Extracts from a graphics dataset
══════
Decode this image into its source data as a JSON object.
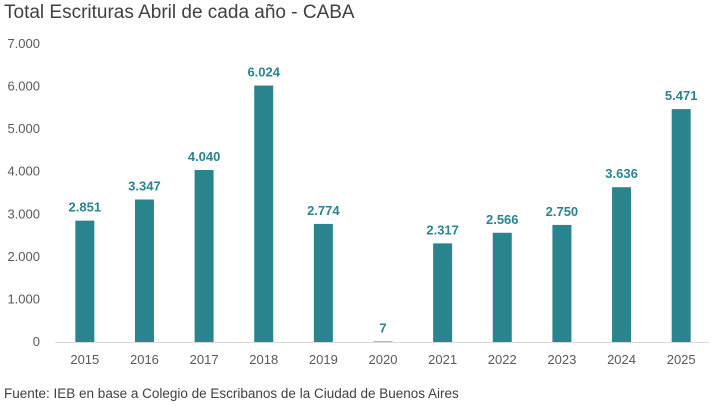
{
  "title": "Total Escrituras Abril de cada año - CABA",
  "source": "Fuente: IEB en base a Colegio de Escribanos de la Ciudad de Buenos Aires",
  "colors": {
    "bar": "#2a848e",
    "label": "#2a848e",
    "axis": "#d9d9d9"
  },
  "chart_data": {
    "type": "bar",
    "title": "Total Escrituras Abril de cada año - CABA",
    "categories": [
      "2015",
      "2016",
      "2017",
      "2018",
      "2019",
      "2020",
      "2021",
      "2022",
      "2023",
      "2024",
      "2025"
    ],
    "values": [
      2851,
      3347,
      4040,
      6024,
      2774,
      7,
      2317,
      2566,
      2750,
      3636,
      5471
    ],
    "value_labels": [
      "2.851",
      "3.347",
      "4.040",
      "6.024",
      "2.774",
      "7",
      "2.317",
      "2.566",
      "2.750",
      "3.636",
      "5.471"
    ],
    "yticks": [
      0,
      1000,
      2000,
      3000,
      4000,
      5000,
      6000,
      7000
    ],
    "ytick_labels": [
      "0",
      "1.000",
      "2.000",
      "3.000",
      "4.000",
      "5.000",
      "6.000",
      "7.000"
    ],
    "ylim": [
      0,
      7000
    ],
    "xlabel": "",
    "ylabel": "",
    "grid": false,
    "legend": "none"
  }
}
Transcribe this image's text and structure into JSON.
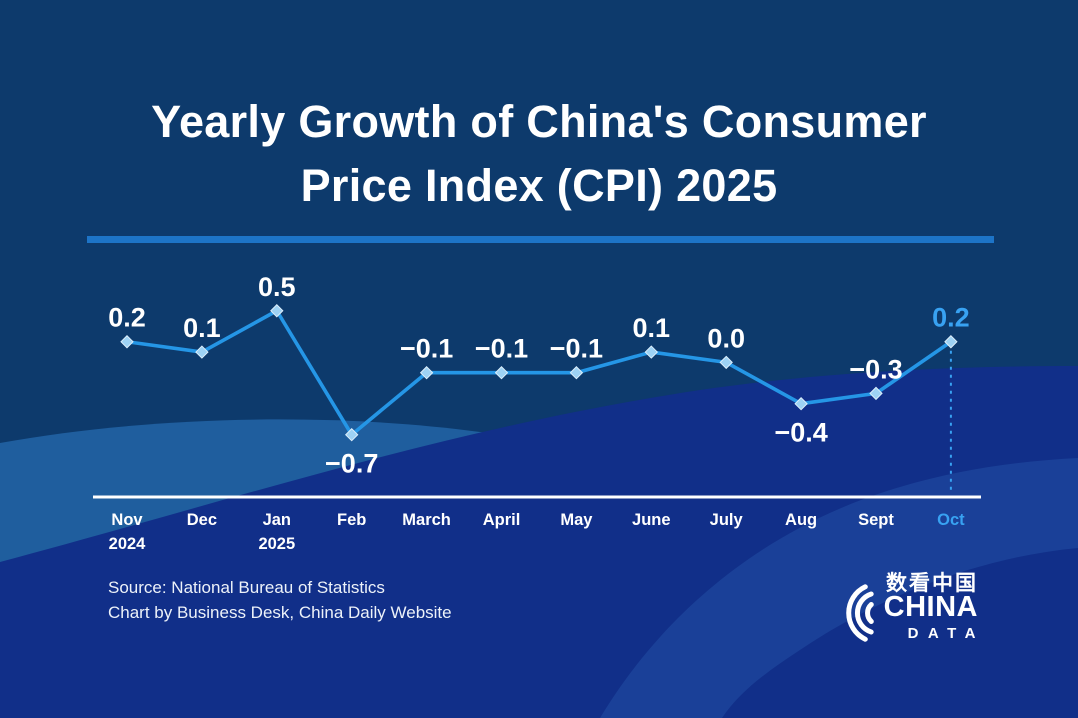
{
  "title": {
    "line1": "Yearly Growth of China's Consumer",
    "line2": "Price Index (CPI) 2025"
  },
  "chart_data": {
    "type": "line",
    "title": "Yearly Growth of China's Consumer Price Index (CPI) 2025",
    "categories": [
      "Nov 2024",
      "Dec",
      "Jan 2025",
      "Feb",
      "March",
      "April",
      "May",
      "June",
      "July",
      "Aug",
      "Sept",
      "Oct"
    ],
    "months": [
      {
        "label": "Nov",
        "sub": "2024"
      },
      {
        "label": "Dec"
      },
      {
        "label": "Jan",
        "sub": "2025"
      },
      {
        "label": "Feb"
      },
      {
        "label": "March"
      },
      {
        "label": "April"
      },
      {
        "label": "May"
      },
      {
        "label": "June"
      },
      {
        "label": "July"
      },
      {
        "label": "Aug"
      },
      {
        "label": "Sept"
      },
      {
        "label": "Oct",
        "highlight": true
      }
    ],
    "values": [
      0.2,
      0.1,
      0.5,
      -0.7,
      -0.1,
      -0.1,
      -0.1,
      0.1,
      0.0,
      -0.4,
      -0.3,
      0.2
    ],
    "point_labels": [
      {
        "text": "0.2",
        "pos": "above"
      },
      {
        "text": "0.1",
        "pos": "above"
      },
      {
        "text": "0.5",
        "pos": "above"
      },
      {
        "text": "−0.7",
        "pos": "below"
      },
      {
        "text": "−0.1",
        "pos": "above"
      },
      {
        "text": "−0.1",
        "pos": "above"
      },
      {
        "text": "−0.1",
        "pos": "above"
      },
      {
        "text": "0.1",
        "pos": "above"
      },
      {
        "text": "0.0",
        "pos": "above"
      },
      {
        "text": "−0.4",
        "pos": "below"
      },
      {
        "text": "−0.3",
        "pos": "above"
      },
      {
        "text": "0.2",
        "pos": "above",
        "highlight": true
      }
    ],
    "highlight_index": 11,
    "ylim": [
      -0.9,
      0.7
    ],
    "grid": false,
    "legend": false
  },
  "source": {
    "line1": "Source: National Bureau of Statistics",
    "line2": "Chart by Business Desk, China Daily Website"
  },
  "logo": {
    "chinese": "数看中国",
    "name_top": "CHINA",
    "name_bottom": "DATA"
  },
  "colors": {
    "background": "#0d3a6c",
    "band_steel": "#1f5e9e",
    "band_royal": "#112f89",
    "band_inner": "#3470bd",
    "line": "#2596e6",
    "marker": "#9ed2f4",
    "marker_edge": "#dceefb",
    "highlight": "#38a2f2",
    "divider": "#1d74c7",
    "axis": "#ffffff",
    "label": "#ffffff"
  }
}
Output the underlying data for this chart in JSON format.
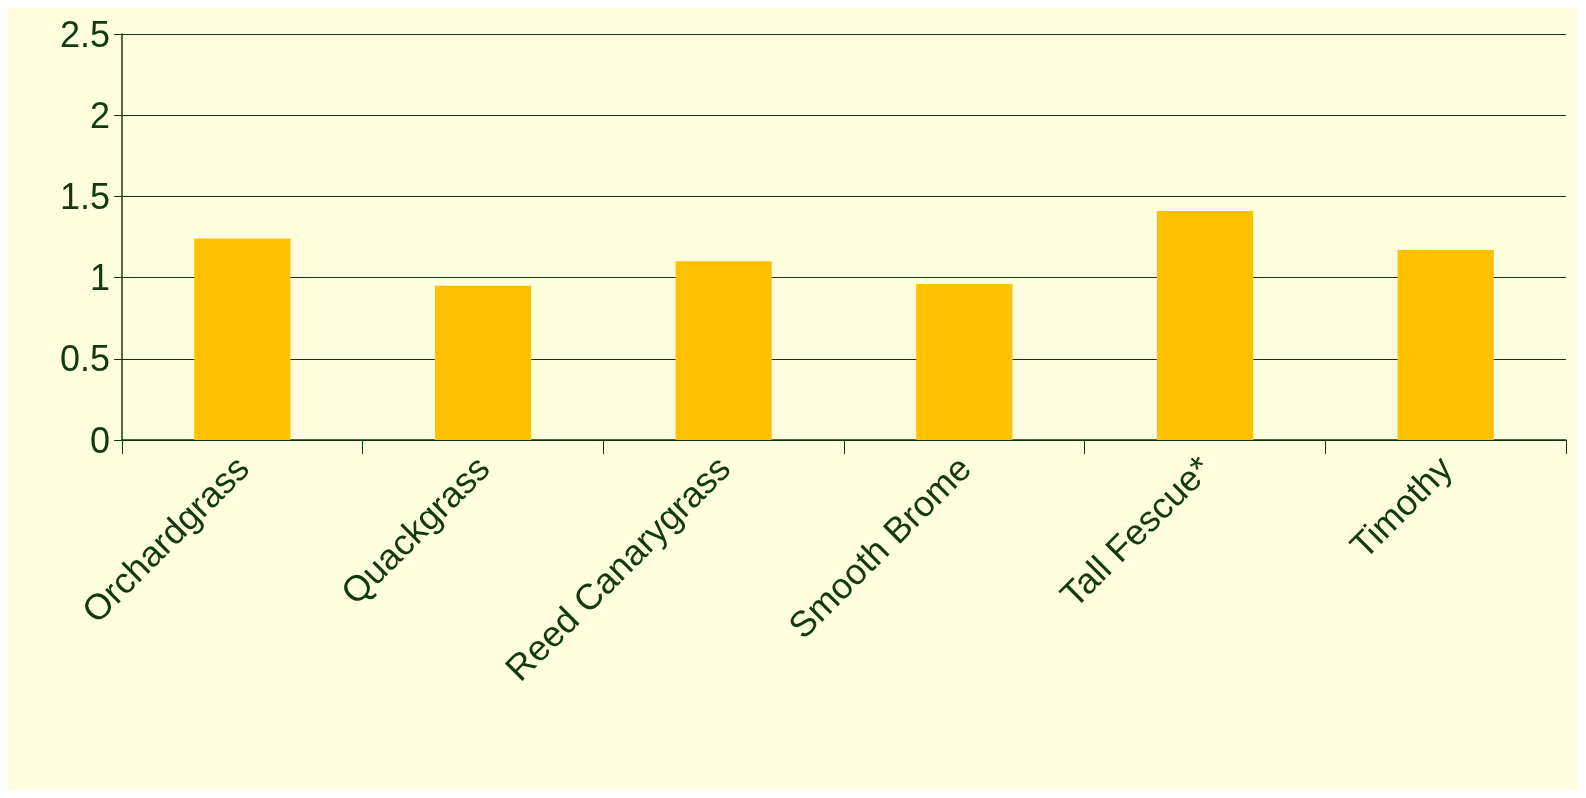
══════
## SET PROBLEM
From the data, pick out every line that includes "Abril".

## RESULT OF THE EXERCISE
  "title": "Total Escrituras Abril de cada año - CABA",
    "title": "Total Escrituras Abril de cada año - CABA",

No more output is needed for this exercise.